• _Record list_:
————

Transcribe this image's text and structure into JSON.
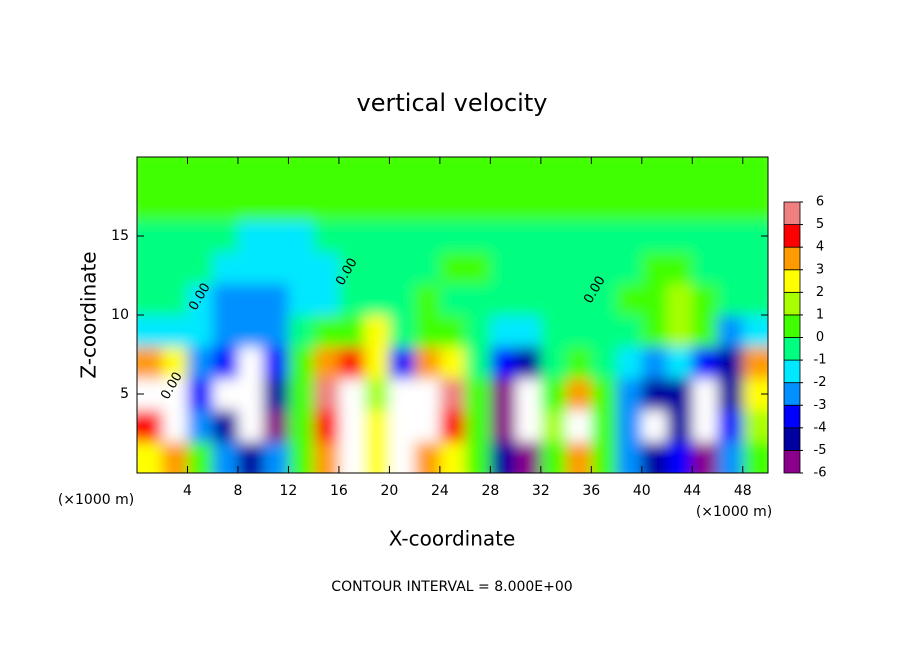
{
  "chart_data": {
    "type": "contour",
    "title": "vertical velocity",
    "xlabel": "X-coordinate",
    "ylabel": "Z-coordinate",
    "xunit": "(×1000 m)",
    "yunit": "(×1000 m)",
    "footer": "CONTOUR INTERVAL = 8.000E+00",
    "xlim": [
      0,
      50
    ],
    "xticks": [
      4,
      8,
      12,
      16,
      20,
      24,
      28,
      32,
      36,
      40,
      44,
      48
    ],
    "ylim": [
      0,
      20
    ],
    "yticks": [
      5,
      10,
      15
    ],
    "contour_labels": [
      "0.00",
      "0.00",
      "0.00",
      "0.00"
    ],
    "clim": [
      -6,
      6
    ],
    "cticks": [
      -6,
      -5,
      -4,
      -3,
      -2,
      -1,
      0,
      1,
      2,
      3,
      4,
      5,
      6
    ],
    "colors": [
      "#8a008a",
      "#0000a0",
      "#0000ff",
      "#0090ff",
      "#00e8ff",
      "#00ff80",
      "#40ff00",
      "#a8ff00",
      "#ffff00",
      "#ff9a00",
      "#ff0000",
      "#f08080"
    ],
    "out_of_range_color": "#ffffff",
    "field": {
      "x": [
        1,
        3,
        5,
        7,
        9,
        11,
        13,
        15,
        17,
        19,
        21,
        23,
        25,
        27,
        29,
        31,
        33,
        35,
        37,
        39,
        41,
        43,
        45,
        47,
        49
      ],
      "z": [
        1,
        3,
        5,
        7,
        9,
        11,
        13,
        15,
        17,
        19
      ],
      "values": [
        [
          3,
          4,
          0.5,
          -2,
          -4,
          -2,
          1,
          4,
          8,
          3,
          -8,
          4,
          3,
          0.5,
          -4,
          -5,
          1,
          4,
          1,
          -2,
          -4,
          -3,
          -5,
          -2,
          0.5
        ],
        [
          5,
          8,
          -2,
          -4,
          -8,
          -5,
          1,
          5,
          8,
          3,
          -8,
          8,
          5,
          0.5,
          -5,
          -8,
          2,
          8,
          1,
          -2,
          -7,
          -4,
          -8,
          -3,
          2
        ],
        [
          8,
          7,
          -3,
          -7,
          -8,
          -4,
          1,
          6,
          8,
          2,
          -7,
          8,
          6,
          0.5,
          -6,
          -8,
          1,
          4,
          0.5,
          -2,
          -4,
          -4,
          -8,
          -4,
          3
        ],
        [
          4,
          3,
          -2,
          -3,
          -7,
          -3,
          0.5,
          4,
          5,
          3,
          -3,
          4,
          3,
          0,
          -3,
          -4,
          0,
          1,
          0,
          -1,
          -2,
          -1,
          -3,
          -4,
          4
        ],
        [
          -1,
          -1,
          -1,
          -2,
          -2.5,
          -2,
          0,
          0.5,
          0.5,
          3,
          0,
          1,
          0.5,
          0,
          -1,
          -1,
          0,
          0,
          0,
          0,
          0.5,
          1.5,
          0.5,
          -2,
          -1
        ],
        [
          0,
          -0.5,
          -1,
          -2,
          -2,
          -2,
          -1.5,
          -1,
          -0.5,
          0,
          0,
          0.5,
          0,
          0,
          0,
          0,
          0,
          0,
          0,
          0.5,
          1,
          1.5,
          1,
          0,
          0
        ],
        [
          0,
          0,
          -0.5,
          -1,
          -1.5,
          -1.5,
          -1.5,
          -1,
          -0.5,
          0,
          0,
          0,
          0.5,
          0.5,
          0,
          0,
          0,
          0,
          0,
          0,
          0.5,
          0.5,
          0,
          0,
          0
        ],
        [
          0,
          0,
          0,
          -0.5,
          -1,
          -1,
          -1,
          -0.5,
          0,
          0,
          0,
          0,
          0,
          0,
          0,
          0,
          0,
          0,
          0,
          0,
          0,
          0,
          0,
          0,
          0
        ],
        [
          0.3,
          0.3,
          0.3,
          0.3,
          0.3,
          0.3,
          0.3,
          0.3,
          0.3,
          0.3,
          0.3,
          0.3,
          0.3,
          0.3,
          0.3,
          0.3,
          0.3,
          0.3,
          0.3,
          0.3,
          0.3,
          0.3,
          0.3,
          0.3,
          0.3
        ],
        [
          0.3,
          0.3,
          0.3,
          0.3,
          0.3,
          0.3,
          0.3,
          0.3,
          0.3,
          0.3,
          0.3,
          0.3,
          0.3,
          0.3,
          0.3,
          0.3,
          0.3,
          0.3,
          0.3,
          0.3,
          0.3,
          0.3,
          0.3,
          0.3,
          0.3
        ]
      ]
    }
  }
}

————

• _What is being asked_: Can you repeat every record above exactly, apart from the pictures?

• _Worked solution_:
Transcribe this image's text and structure into JSON.
{
  "chart_data": {
    "type": "contour",
    "title": "vertical velocity",
    "xlabel": "X-coordinate",
    "ylabel": "Z-coordinate",
    "xunit": "(×1000 m)",
    "yunit": "(×1000 m)",
    "footer": "CONTOUR INTERVAL = 8.000E+00",
    "xlim": [
      0,
      50
    ],
    "xticks": [
      4,
      8,
      12,
      16,
      20,
      24,
      28,
      32,
      36,
      40,
      44,
      48
    ],
    "ylim": [
      0,
      20
    ],
    "yticks": [
      5,
      10,
      15
    ],
    "contour_labels": [
      "0.00",
      "0.00",
      "0.00",
      "0.00"
    ],
    "clim": [
      -6,
      6
    ],
    "cticks": [
      -6,
      -5,
      -4,
      -3,
      -2,
      -1,
      0,
      1,
      2,
      3,
      4,
      5,
      6
    ],
    "colors": [
      "#8a008a",
      "#0000a0",
      "#0000ff",
      "#0090ff",
      "#00e8ff",
      "#00ff80",
      "#40ff00",
      "#a8ff00",
      "#ffff00",
      "#ff9a00",
      "#ff0000",
      "#f08080"
    ],
    "out_of_range_color": "#ffffff",
    "field": {
      "x": [
        1,
        3,
        5,
        7,
        9,
        11,
        13,
        15,
        17,
        19,
        21,
        23,
        25,
        27,
        29,
        31,
        33,
        35,
        37,
        39,
        41,
        43,
        45,
        47,
        49
      ],
      "z": [
        1,
        3,
        5,
        7,
        9,
        11,
        13,
        15,
        17,
        19
      ],
      "values": [
        [
          3,
          4,
          0.5,
          -2,
          -4,
          -2,
          1,
          4,
          8,
          3,
          -8,
          4,
          3,
          0.5,
          -4,
          -5,
          1,
          4,
          1,
          -2,
          -4,
          -3,
          -5,
          -2,
          0.5
        ],
        [
          5,
          8,
          -2,
          -4,
          -8,
          -5,
          1,
          5,
          8,
          3,
          -8,
          8,
          5,
          0.5,
          -5,
          -8,
          2,
          8,
          1,
          -2,
          -7,
          -4,
          -8,
          -3,
          2
        ],
        [
          8,
          7,
          -3,
          -7,
          -8,
          -4,
          1,
          6,
          8,
          2,
          -7,
          8,
          6,
          0.5,
          -6,
          -8,
          1,
          4,
          0.5,
          -2,
          -4,
          -4,
          -8,
          -4,
          3
        ],
        [
          4,
          3,
          -2,
          -3,
          -7,
          -3,
          0.5,
          4,
          5,
          3,
          -3,
          4,
          3,
          0,
          -3,
          -4,
          0,
          1,
          0,
          -1,
          -2,
          -1,
          -3,
          -4,
          4
        ],
        [
          -1,
          -1,
          -1,
          -2,
          -2.5,
          -2,
          0,
          0.5,
          0.5,
          3,
          0,
          1,
          0.5,
          0,
          -1,
          -1,
          0,
          0,
          0,
          0,
          0.5,
          1.5,
          0.5,
          -2,
          -1
        ],
        [
          0,
          -0.5,
          -1,
          -2,
          -2,
          -2,
          -1.5,
          -1,
          -0.5,
          0,
          0,
          0.5,
          0,
          0,
          0,
          0,
          0,
          0,
          0,
          0.5,
          1,
          1.5,
          1,
          0,
          0
        ],
        [
          0,
          0,
          -0.5,
          -1,
          -1.5,
          -1.5,
          -1.5,
          -1,
          -0.5,
          0,
          0,
          0,
          0.5,
          0.5,
          0,
          0,
          0,
          0,
          0,
          0,
          0.5,
          0.5,
          0,
          0,
          0
        ],
        [
          0,
          0,
          0,
          -0.5,
          -1,
          -1,
          -1,
          -0.5,
          0,
          0,
          0,
          0,
          0,
          0,
          0,
          0,
          0,
          0,
          0,
          0,
          0,
          0,
          0,
          0,
          0
        ],
        [
          0.3,
          0.3,
          0.3,
          0.3,
          0.3,
          0.3,
          0.3,
          0.3,
          0.3,
          0.3,
          0.3,
          0.3,
          0.3,
          0.3,
          0.3,
          0.3,
          0.3,
          0.3,
          0.3,
          0.3,
          0.3,
          0.3,
          0.3,
          0.3,
          0.3
        ],
        [
          0.3,
          0.3,
          0.3,
          0.3,
          0.3,
          0.3,
          0.3,
          0.3,
          0.3,
          0.3,
          0.3,
          0.3,
          0.3,
          0.3,
          0.3,
          0.3,
          0.3,
          0.3,
          0.3,
          0.3,
          0.3,
          0.3,
          0.3,
          0.3,
          0.3
        ]
      ]
    }
  }
}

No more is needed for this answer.